------ LISTING ------
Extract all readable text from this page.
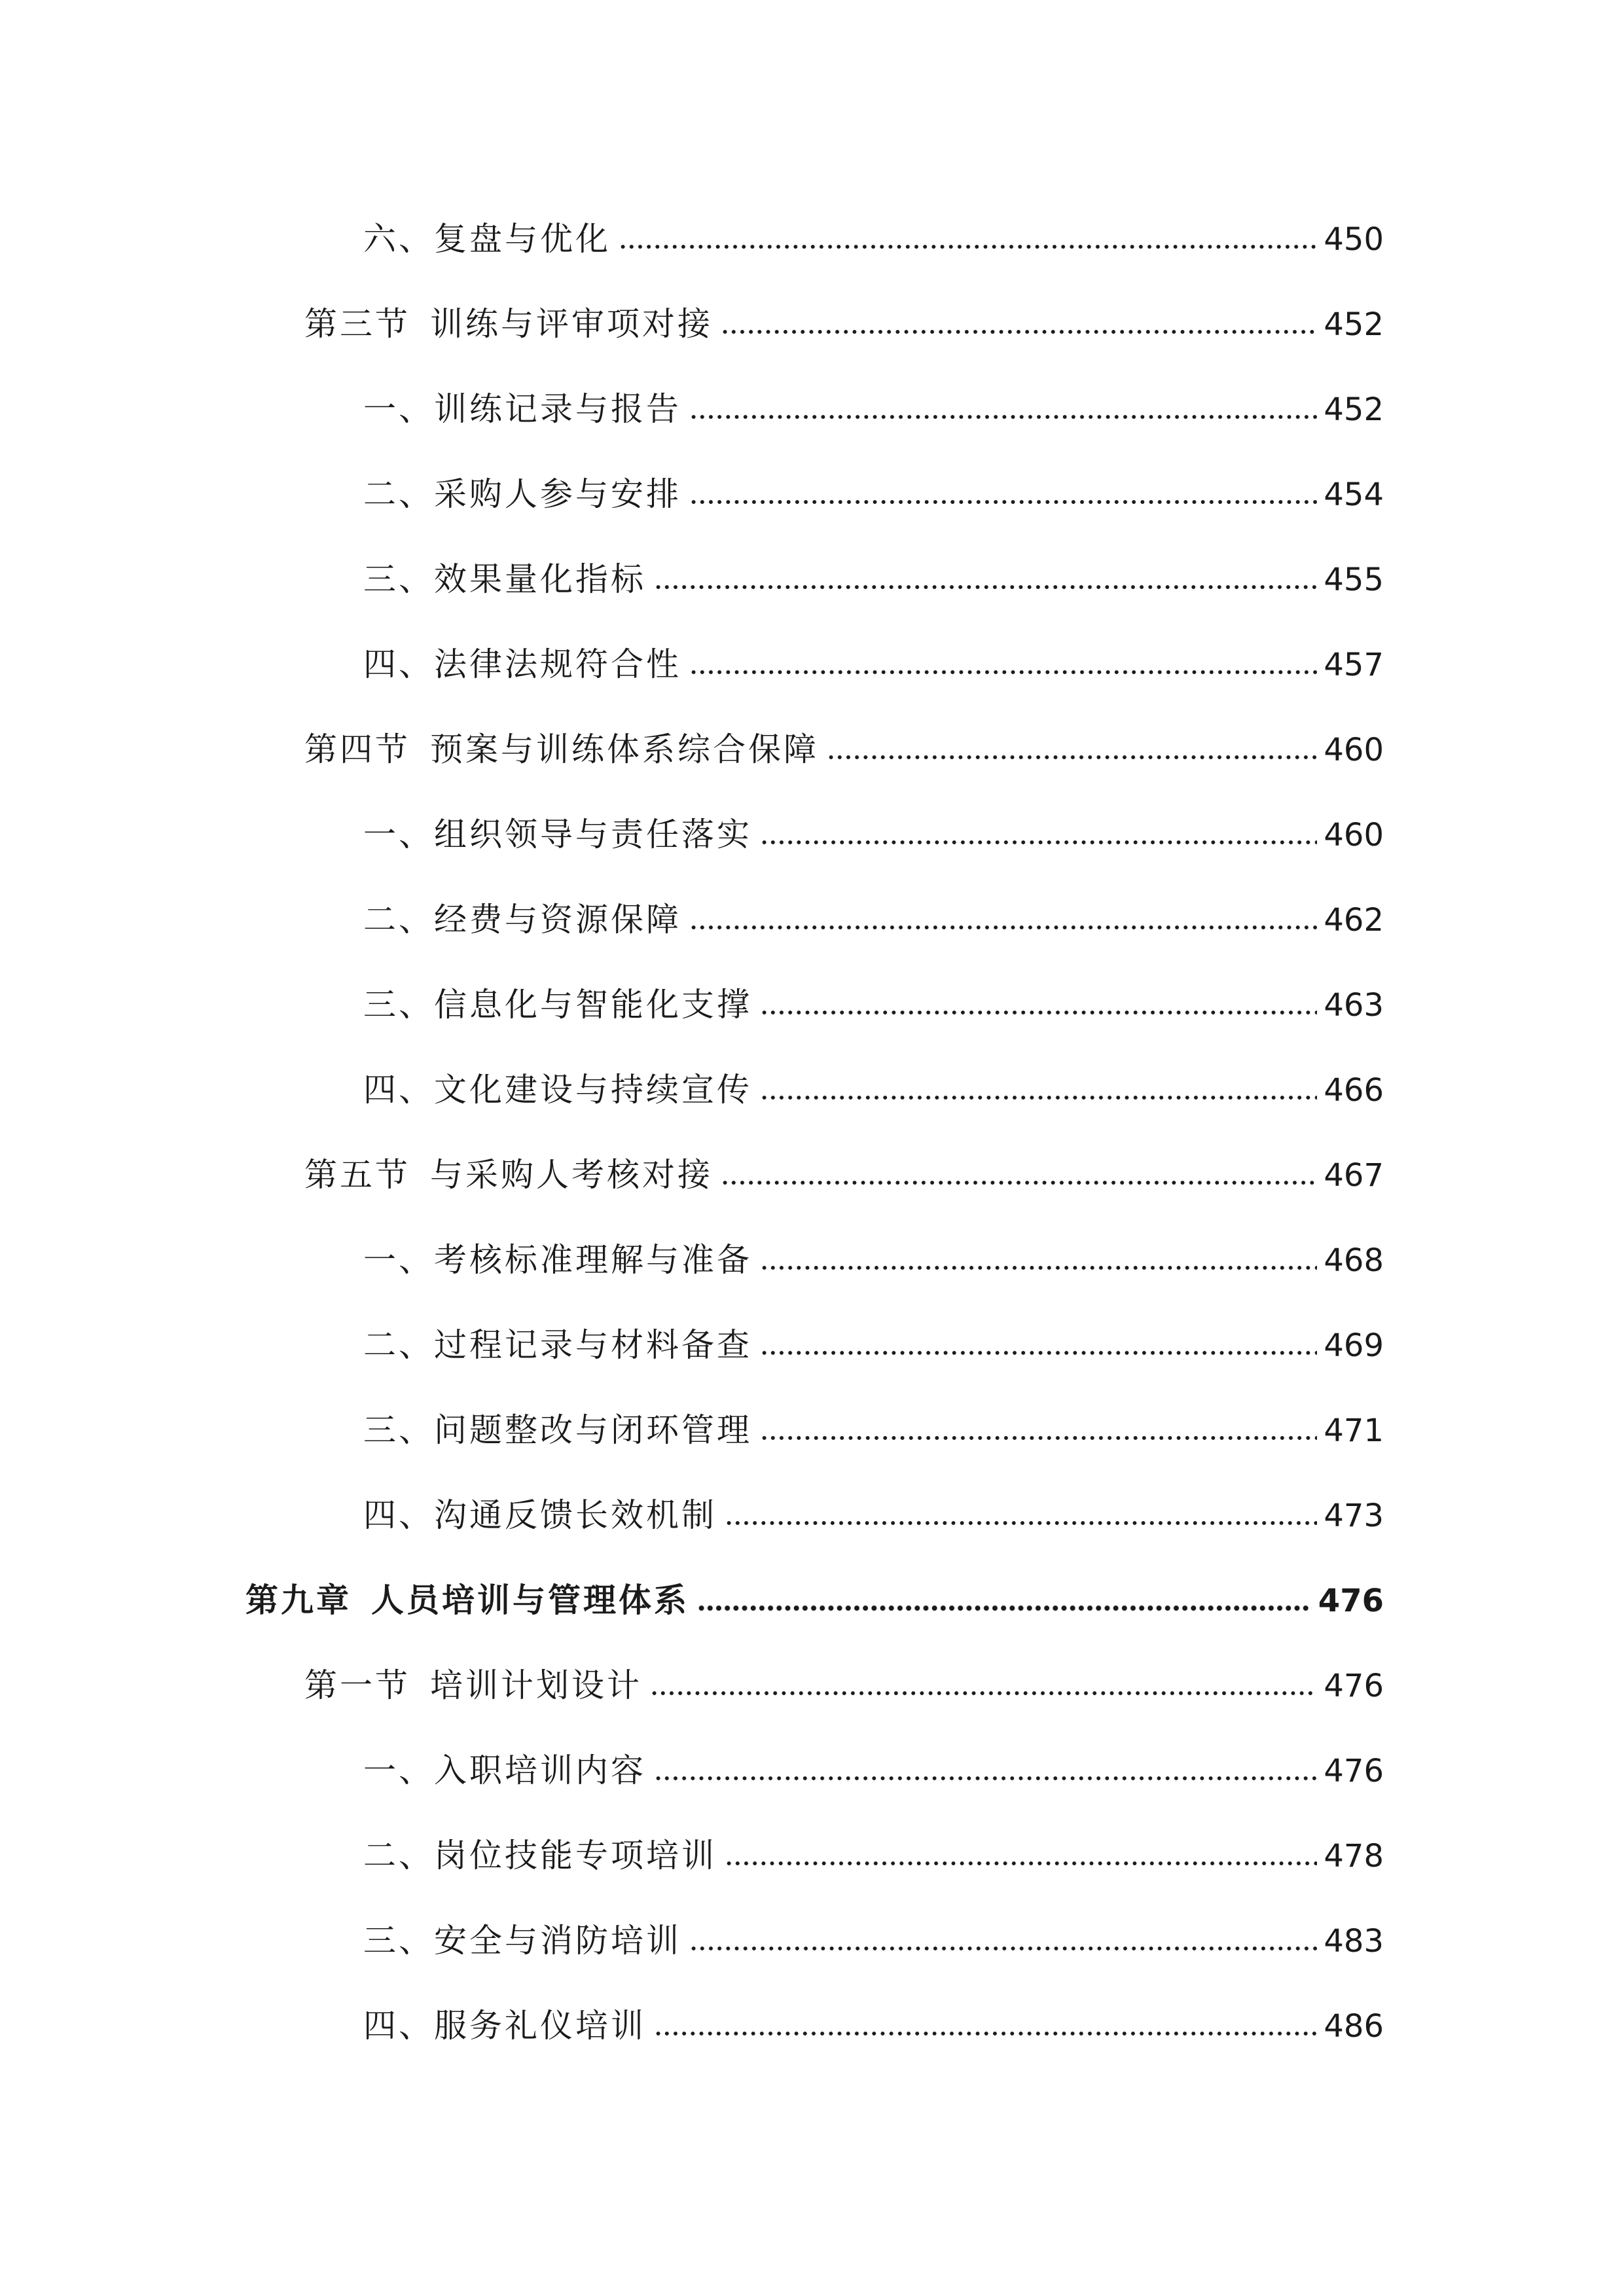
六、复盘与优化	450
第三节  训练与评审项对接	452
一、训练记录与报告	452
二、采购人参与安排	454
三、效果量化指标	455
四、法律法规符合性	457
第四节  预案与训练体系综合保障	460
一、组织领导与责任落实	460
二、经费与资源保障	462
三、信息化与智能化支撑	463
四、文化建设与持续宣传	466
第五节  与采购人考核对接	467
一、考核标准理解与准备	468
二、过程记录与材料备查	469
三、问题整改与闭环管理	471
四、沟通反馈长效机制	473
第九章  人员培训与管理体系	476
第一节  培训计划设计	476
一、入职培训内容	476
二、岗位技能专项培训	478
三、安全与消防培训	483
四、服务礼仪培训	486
------
** REQUIRED WORK **
Pictures in the records should not appear in your copy, but everything else must be transcribed exactly.

** ANSWER TO THE EXERCISE **
Extract all readable text from this page.
六、复盘与优化	450
第三节  训练与评审项对接	452
一、训练记录与报告	452
二、采购人参与安排	454
三、效果量化指标	455
四、法律法规符合性	457
第四节  预案与训练体系综合保障	460
一、组织领导与责任落实	460
二、经费与资源保障	462
三、信息化与智能化支撑	463
四、文化建设与持续宣传	466
第五节  与采购人考核对接	467
一、考核标准理解与准备	468
二、过程记录与材料备查	469
三、问题整改与闭环管理	471
四、沟通反馈长效机制	473
第九章  人员培训与管理体系	476
第一节  培训计划设计	476
一、入职培训内容	476
二、岗位技能专项培训	478
三、安全与消防培训	483
四、服务礼仪培训	486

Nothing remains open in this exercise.